[Excerpt from a dataset]
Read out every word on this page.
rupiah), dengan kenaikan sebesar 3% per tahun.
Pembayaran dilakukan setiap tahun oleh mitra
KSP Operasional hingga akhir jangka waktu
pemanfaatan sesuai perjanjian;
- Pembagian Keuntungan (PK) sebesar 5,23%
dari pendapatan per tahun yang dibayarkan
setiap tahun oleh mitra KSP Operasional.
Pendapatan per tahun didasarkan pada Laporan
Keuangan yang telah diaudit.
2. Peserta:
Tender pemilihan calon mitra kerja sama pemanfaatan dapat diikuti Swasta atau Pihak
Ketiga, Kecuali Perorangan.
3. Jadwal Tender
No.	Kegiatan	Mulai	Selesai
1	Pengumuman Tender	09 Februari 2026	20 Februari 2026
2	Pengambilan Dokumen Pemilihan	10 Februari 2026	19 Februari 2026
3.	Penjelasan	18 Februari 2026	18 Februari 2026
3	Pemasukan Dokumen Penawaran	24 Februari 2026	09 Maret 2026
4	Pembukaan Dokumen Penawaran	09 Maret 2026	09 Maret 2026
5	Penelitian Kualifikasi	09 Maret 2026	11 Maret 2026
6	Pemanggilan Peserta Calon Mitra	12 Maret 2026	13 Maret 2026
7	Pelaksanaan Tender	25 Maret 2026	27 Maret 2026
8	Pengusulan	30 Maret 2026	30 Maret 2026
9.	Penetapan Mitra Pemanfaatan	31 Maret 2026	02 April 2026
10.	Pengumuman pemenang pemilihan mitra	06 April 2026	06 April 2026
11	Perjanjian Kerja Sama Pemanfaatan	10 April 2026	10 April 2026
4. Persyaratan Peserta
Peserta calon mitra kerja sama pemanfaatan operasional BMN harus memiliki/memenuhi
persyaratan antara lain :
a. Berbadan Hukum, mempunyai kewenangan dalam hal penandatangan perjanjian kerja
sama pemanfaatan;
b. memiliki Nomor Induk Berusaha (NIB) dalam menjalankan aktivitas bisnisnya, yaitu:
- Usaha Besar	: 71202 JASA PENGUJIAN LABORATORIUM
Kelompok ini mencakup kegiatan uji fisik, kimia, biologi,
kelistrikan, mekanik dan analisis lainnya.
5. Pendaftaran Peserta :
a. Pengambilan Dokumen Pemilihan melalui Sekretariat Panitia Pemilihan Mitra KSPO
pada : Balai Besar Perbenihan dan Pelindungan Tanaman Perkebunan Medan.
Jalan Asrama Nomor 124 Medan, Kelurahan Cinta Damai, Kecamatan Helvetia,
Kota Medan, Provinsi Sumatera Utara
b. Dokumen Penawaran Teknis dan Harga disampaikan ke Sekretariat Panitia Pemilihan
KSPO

### Written problem
Word for word, quote all of the data above.

### Correct answer
Read out every word on this page.
rupiah), dengan kenaikan sebesar 3% per tahun.
Pembayaran dilakukan setiap tahun oleh mitra
KSP Operasional hingga akhir jangka waktu
pemanfaatan sesuai perjanjian;
- Pembagian Keuntungan (PK) sebesar 5,23%
dari pendapatan per tahun yang dibayarkan
setiap tahun oleh mitra KSP Operasional.
Pendapatan per tahun didasarkan pada Laporan
Keuangan yang telah diaudit.
2. Peserta:
Tender pemilihan calon mitra kerja sama pemanfaatan dapat diikuti Swasta atau Pihak
Ketiga, Kecuali Perorangan.
3. Jadwal Tender
No.	Kegiatan	Mulai	Selesai
1	Pengumuman Tender	09 Februari 2026	20 Februari 2026
2	Pengambilan Dokumen Pemilihan	10 Februari 2026	19 Februari 2026
3.	Penjelasan	18 Februari 2026	18 Februari 2026
3	Pemasukan Dokumen Penawaran	24 Februari 2026	09 Maret 2026
4	Pembukaan Dokumen Penawaran	09 Maret 2026	09 Maret 2026
5	Penelitian Kualifikasi	09 Maret 2026	11 Maret 2026
6	Pemanggilan Peserta Calon Mitra	12 Maret 2026	13 Maret 2026
7	Pelaksanaan Tender	25 Maret 2026	27 Maret 2026
8	Pengusulan	30 Maret 2026	30 Maret 2026
9.	Penetapan Mitra Pemanfaatan	31 Maret 2026	02 April 2026
10.	Pengumuman pemenang pemilihan mitra	06 April 2026	06 April 2026
11	Perjanjian Kerja Sama Pemanfaatan	10 April 2026	10 April 2026
4. Persyaratan Peserta
Peserta calon mitra kerja sama pemanfaatan operasional BMN harus memiliki/memenuhi
persyaratan antara lain :
a. Berbadan Hukum, mempunyai kewenangan dalam hal penandatangan perjanjian kerja
sama pemanfaatan;
b. memiliki Nomor Induk Berusaha (NIB) dalam menjalankan aktivitas bisnisnya, yaitu:
- Usaha Besar	: 71202 JASA PENGUJIAN LABORATORIUM
Kelompok ini mencakup kegiatan uji fisik, kimia, biologi,
kelistrikan, mekanik dan analisis lainnya.
5. Pendaftaran Peserta :
a. Pengambilan Dokumen Pemilihan melalui Sekretariat Panitia Pemilihan Mitra KSPO
pada : Balai Besar Perbenihan dan Pelindungan Tanaman Perkebunan Medan.
Jalan Asrama Nomor 124 Medan, Kelurahan Cinta Damai, Kecamatan Helvetia,
Kota Medan, Provinsi Sumatera Utara
b. Dokumen Penawaran Teknis dan Harga disampaikan ke Sekretariat Panitia Pemilihan
KSPO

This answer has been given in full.